====== Records for this task ======

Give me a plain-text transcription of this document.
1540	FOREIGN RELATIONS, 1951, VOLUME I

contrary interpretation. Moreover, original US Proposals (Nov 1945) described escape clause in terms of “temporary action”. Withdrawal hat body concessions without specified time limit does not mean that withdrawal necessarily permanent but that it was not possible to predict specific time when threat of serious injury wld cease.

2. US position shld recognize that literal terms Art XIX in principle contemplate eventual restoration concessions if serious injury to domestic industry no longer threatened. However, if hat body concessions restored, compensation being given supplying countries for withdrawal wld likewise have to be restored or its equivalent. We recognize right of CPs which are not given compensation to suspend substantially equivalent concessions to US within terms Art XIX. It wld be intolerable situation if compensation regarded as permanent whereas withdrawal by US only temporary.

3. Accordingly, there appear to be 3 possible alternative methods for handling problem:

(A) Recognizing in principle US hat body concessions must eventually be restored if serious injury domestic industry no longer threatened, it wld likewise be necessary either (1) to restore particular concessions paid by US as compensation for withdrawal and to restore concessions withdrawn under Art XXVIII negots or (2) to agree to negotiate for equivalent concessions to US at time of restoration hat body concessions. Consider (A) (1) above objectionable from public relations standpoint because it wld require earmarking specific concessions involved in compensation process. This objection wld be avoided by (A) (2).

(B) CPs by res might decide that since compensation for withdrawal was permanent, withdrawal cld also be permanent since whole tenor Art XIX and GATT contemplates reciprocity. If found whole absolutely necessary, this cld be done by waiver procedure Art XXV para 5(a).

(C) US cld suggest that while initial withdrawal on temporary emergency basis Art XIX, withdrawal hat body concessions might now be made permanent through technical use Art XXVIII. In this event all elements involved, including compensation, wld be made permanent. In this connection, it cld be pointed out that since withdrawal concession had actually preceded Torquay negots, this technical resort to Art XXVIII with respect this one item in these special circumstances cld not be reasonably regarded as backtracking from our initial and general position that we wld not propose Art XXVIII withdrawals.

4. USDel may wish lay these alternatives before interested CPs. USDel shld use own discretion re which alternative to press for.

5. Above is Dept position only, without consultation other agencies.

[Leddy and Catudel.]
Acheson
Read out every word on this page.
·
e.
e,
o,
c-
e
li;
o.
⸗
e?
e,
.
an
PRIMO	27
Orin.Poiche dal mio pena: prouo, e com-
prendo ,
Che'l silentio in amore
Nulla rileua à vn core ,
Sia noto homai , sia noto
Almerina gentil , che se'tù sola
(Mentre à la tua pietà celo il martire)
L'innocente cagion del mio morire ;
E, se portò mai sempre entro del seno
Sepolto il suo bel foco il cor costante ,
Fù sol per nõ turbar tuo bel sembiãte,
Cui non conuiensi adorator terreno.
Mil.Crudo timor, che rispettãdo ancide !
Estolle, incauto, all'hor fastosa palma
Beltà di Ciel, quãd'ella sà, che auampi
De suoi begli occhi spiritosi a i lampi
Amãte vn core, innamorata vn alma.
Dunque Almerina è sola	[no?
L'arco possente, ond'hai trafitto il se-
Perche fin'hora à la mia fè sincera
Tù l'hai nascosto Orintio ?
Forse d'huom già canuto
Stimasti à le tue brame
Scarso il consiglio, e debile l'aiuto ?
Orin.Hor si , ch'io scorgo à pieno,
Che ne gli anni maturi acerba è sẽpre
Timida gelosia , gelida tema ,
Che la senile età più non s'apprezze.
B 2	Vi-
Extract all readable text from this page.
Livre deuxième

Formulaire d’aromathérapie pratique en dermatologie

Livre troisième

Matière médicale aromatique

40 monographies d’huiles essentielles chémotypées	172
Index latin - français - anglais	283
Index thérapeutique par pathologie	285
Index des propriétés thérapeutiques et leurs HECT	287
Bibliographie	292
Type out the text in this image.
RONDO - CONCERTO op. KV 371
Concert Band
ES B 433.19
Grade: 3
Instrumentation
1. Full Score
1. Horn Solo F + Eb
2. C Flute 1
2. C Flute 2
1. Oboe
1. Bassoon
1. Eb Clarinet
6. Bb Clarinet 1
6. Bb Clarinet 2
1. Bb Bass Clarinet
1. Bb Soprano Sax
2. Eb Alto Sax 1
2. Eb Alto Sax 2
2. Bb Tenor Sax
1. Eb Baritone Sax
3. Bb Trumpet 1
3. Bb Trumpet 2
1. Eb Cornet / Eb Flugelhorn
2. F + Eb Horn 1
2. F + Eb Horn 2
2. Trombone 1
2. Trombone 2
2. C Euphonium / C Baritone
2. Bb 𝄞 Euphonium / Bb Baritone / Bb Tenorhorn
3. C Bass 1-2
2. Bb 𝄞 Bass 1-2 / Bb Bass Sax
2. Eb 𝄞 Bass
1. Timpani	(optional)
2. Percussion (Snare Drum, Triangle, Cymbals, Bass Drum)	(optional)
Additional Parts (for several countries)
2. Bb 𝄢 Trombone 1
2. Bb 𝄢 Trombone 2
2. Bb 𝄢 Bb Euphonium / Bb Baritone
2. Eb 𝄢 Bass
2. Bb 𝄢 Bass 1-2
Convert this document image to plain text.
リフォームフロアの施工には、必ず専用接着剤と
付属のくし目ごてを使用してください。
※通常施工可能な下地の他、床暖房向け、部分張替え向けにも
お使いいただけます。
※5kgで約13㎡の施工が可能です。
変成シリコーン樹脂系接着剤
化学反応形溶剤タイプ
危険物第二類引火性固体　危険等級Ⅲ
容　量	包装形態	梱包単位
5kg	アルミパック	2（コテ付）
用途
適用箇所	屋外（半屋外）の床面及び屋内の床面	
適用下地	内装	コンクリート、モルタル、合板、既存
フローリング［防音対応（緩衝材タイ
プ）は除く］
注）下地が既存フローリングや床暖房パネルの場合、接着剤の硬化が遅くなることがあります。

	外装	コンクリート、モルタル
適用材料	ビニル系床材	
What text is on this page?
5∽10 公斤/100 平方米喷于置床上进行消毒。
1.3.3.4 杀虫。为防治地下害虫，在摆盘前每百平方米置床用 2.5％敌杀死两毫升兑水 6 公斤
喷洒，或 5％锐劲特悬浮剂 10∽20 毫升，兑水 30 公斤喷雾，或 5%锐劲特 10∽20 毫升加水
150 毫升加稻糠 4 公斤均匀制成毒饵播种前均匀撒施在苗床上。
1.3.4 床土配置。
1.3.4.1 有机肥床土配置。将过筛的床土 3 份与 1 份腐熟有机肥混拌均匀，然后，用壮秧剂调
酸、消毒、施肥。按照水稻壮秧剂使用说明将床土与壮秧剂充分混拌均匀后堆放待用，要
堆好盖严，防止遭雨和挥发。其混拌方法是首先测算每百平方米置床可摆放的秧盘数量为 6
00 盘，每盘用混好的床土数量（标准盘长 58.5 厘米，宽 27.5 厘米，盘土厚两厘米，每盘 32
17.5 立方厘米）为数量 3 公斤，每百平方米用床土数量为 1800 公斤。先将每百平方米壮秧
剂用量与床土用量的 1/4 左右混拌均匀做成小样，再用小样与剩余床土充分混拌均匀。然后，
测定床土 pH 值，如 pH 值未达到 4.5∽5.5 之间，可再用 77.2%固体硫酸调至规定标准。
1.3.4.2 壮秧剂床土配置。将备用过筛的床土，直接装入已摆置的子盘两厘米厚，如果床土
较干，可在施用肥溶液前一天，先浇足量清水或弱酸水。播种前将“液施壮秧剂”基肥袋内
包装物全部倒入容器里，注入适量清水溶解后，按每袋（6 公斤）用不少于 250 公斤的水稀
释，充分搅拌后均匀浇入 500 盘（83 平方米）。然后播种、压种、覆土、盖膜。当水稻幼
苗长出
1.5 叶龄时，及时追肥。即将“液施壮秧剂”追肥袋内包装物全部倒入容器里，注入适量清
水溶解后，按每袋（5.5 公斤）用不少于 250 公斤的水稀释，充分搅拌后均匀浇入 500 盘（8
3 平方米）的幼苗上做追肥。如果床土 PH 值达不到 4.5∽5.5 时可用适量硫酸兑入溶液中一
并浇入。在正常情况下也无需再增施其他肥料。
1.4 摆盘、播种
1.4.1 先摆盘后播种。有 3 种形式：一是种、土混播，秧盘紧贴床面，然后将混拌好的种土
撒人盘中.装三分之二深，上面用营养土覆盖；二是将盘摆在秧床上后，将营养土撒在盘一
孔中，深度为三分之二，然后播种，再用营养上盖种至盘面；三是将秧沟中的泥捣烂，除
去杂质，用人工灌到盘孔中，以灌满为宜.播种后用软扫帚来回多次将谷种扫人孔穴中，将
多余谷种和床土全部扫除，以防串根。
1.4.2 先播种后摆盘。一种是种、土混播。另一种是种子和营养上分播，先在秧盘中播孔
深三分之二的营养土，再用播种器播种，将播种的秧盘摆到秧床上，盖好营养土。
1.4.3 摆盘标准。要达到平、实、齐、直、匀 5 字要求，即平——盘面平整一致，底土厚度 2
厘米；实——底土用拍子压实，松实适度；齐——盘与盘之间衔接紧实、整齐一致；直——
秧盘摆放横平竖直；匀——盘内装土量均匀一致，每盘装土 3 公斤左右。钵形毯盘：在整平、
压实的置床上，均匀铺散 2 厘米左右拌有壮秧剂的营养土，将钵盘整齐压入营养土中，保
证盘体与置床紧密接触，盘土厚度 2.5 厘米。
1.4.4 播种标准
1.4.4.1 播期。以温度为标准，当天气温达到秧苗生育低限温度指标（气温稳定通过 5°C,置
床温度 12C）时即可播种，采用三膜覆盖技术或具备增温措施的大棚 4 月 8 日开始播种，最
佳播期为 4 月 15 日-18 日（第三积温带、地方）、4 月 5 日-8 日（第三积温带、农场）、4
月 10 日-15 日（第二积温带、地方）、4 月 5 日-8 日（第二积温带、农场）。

======

### Set exercise
Look through the listing above. Pick out each line with "terms" and copy it.

### Written response
contrary interpretation. Moreover, original US Proposals (Nov 1945) described escape clause in terms of “temporary action”. Withdrawal hat body concessions without specified time limit does not mean that withdrawal necessarily permanent but that it was not possible to predict specific time when threat of serious injury wld cease.
2. US position shld recognize that literal terms Art XIX in principle contemplate eventual restoration concessions if serious injury to domestic industry no longer threatened. However, if hat body concessions restored, compensation being given supplying countries for withdrawal wld likewise have to be restored or its equivalent. We recognize right of CPs which are not given compensation to suspend substantially equivalent concessions to US within terms Art XIX. It wld be intolerable situation if compensation regarded as permanent whereas withdrawal by US only temporary.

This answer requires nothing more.